### Instruction
Find every line in the items below that contains the string "promo", and copy each of those lines.

## Start

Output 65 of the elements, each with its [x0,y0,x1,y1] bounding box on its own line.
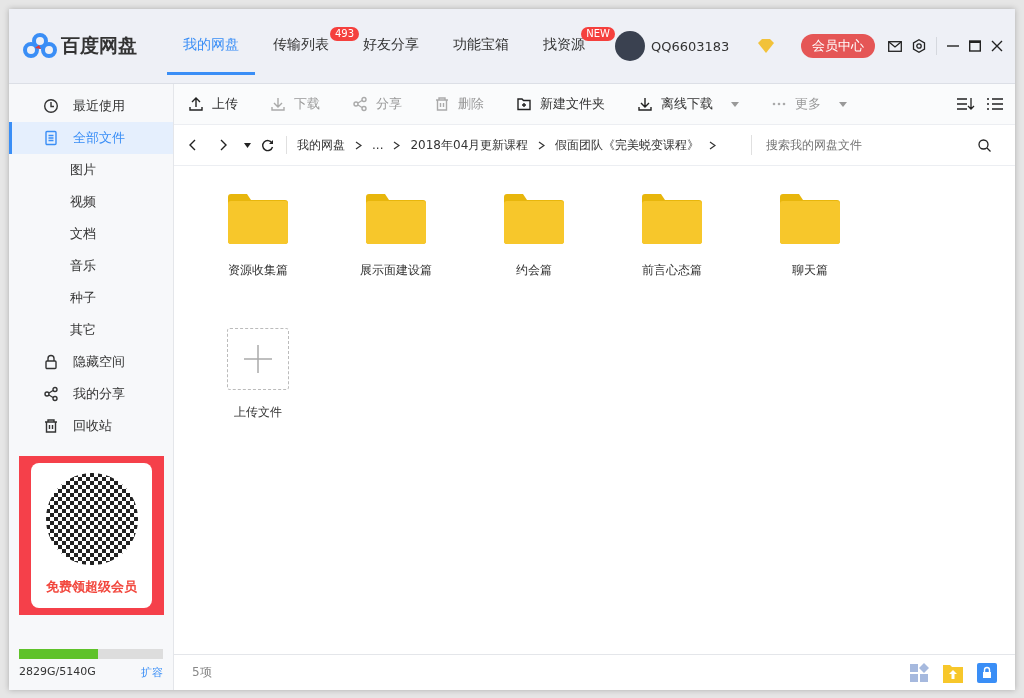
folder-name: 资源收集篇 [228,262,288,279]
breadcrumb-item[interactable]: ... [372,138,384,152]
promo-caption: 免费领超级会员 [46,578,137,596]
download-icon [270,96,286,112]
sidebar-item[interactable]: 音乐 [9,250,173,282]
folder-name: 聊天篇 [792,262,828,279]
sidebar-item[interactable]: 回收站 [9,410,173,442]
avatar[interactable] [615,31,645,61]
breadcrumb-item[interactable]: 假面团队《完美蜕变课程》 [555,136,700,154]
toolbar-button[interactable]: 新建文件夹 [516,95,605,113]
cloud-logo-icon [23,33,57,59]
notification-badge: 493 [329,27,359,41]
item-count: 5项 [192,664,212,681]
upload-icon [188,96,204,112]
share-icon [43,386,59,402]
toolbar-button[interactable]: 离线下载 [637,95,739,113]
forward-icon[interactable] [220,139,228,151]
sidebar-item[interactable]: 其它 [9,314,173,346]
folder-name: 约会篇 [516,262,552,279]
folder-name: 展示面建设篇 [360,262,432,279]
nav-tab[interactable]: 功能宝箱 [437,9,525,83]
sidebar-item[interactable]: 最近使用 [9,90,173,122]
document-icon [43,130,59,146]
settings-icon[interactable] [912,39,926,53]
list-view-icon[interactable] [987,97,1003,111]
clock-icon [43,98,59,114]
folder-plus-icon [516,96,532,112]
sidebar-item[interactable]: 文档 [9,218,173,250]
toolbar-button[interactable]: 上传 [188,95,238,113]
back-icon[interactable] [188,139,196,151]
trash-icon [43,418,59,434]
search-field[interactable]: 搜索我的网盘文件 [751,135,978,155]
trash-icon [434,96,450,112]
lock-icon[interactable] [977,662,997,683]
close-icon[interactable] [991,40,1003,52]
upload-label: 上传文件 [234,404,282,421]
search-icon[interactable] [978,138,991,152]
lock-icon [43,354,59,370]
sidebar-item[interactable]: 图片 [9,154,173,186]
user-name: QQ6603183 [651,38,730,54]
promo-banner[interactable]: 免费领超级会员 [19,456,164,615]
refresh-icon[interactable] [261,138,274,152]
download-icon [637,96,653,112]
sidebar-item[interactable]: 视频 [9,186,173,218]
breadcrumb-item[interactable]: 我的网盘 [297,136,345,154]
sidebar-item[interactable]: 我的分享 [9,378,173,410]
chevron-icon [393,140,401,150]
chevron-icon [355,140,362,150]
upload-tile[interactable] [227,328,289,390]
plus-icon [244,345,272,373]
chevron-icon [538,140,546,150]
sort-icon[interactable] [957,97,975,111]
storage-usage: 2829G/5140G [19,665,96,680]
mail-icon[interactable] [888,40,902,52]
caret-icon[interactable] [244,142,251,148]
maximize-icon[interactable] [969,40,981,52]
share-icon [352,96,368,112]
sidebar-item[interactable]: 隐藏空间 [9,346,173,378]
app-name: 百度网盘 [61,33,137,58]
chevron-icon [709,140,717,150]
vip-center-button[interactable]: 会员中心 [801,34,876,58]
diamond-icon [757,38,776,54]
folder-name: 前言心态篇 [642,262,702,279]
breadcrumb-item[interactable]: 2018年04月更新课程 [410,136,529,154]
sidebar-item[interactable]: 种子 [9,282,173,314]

## End

### The reply
promo-caption: 免费领超级会员 [46,578,137,596]
promo-banner[interactable]: 免费领超级会员 [19,456,164,615]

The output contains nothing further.